PROVIDED RECORDS:

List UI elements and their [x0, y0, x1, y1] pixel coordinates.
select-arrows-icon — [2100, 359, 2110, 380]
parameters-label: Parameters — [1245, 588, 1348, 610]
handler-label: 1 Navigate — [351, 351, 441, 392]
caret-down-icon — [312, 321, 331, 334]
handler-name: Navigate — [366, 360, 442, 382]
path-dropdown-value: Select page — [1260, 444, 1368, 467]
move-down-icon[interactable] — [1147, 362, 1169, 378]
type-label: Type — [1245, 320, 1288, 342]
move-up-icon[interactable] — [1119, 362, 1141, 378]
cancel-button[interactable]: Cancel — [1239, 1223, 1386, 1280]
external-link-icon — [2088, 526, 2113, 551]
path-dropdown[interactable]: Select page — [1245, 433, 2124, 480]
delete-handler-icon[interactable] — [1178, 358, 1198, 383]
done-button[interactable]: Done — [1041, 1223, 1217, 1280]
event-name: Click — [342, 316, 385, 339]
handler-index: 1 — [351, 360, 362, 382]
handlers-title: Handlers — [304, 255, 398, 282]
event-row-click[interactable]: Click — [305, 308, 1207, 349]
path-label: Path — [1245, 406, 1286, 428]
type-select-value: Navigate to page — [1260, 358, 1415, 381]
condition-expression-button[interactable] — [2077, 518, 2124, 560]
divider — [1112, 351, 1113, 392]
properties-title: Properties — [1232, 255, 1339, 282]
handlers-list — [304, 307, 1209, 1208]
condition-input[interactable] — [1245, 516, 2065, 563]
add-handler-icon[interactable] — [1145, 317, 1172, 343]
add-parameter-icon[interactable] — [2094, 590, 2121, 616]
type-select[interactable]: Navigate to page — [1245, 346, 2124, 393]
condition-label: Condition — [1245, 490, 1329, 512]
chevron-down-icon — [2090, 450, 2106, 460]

TASK PROMPT:
Copy out every line of the rows above without changing anything.

ANSWER TO THE TASK:
List UI elements and their [x0, y0, x1, y1] pixel coordinates.
select-arrows-icon — [2100, 359, 2110, 380]
parameters-label: Parameters — [1245, 588, 1348, 610]
handler-label: 1 Navigate — [351, 351, 441, 392]
caret-down-icon — [312, 321, 331, 334]
handler-name: Navigate — [366, 360, 442, 382]
path-dropdown-value: Select page — [1260, 444, 1368, 467]
move-down-icon[interactable] — [1147, 362, 1169, 378]
type-label: Type — [1245, 320, 1288, 342]
move-up-icon[interactable] — [1119, 362, 1141, 378]
cancel-button[interactable]: Cancel — [1239, 1223, 1386, 1280]
external-link-icon — [2088, 526, 2113, 551]
path-dropdown[interactable]: Select page — [1245, 433, 2124, 480]
delete-handler-icon[interactable] — [1178, 358, 1198, 383]
done-button[interactable]: Done — [1041, 1223, 1217, 1280]
event-name: Click — [342, 316, 385, 339]
handler-index: 1 — [351, 360, 362, 382]
handlers-title: Handlers — [304, 255, 398, 282]
event-row-click[interactable]: Click — [305, 308, 1207, 349]
path-label: Path — [1245, 406, 1286, 428]
type-select-value: Navigate to page — [1260, 358, 1415, 381]
condition-expression-button[interactable] — [2077, 518, 2124, 560]
divider — [1112, 351, 1113, 392]
properties-title: Properties — [1232, 255, 1339, 282]
handlers-list — [304, 307, 1209, 1208]
condition-input[interactable] — [1245, 516, 2065, 563]
add-handler-icon[interactable] — [1145, 317, 1172, 343]
add-parameter-icon[interactable] — [2094, 590, 2121, 616]
type-select[interactable]: Navigate to page — [1245, 346, 2124, 393]
condition-label: Condition — [1245, 490, 1329, 512]
chevron-down-icon — [2090, 450, 2106, 460]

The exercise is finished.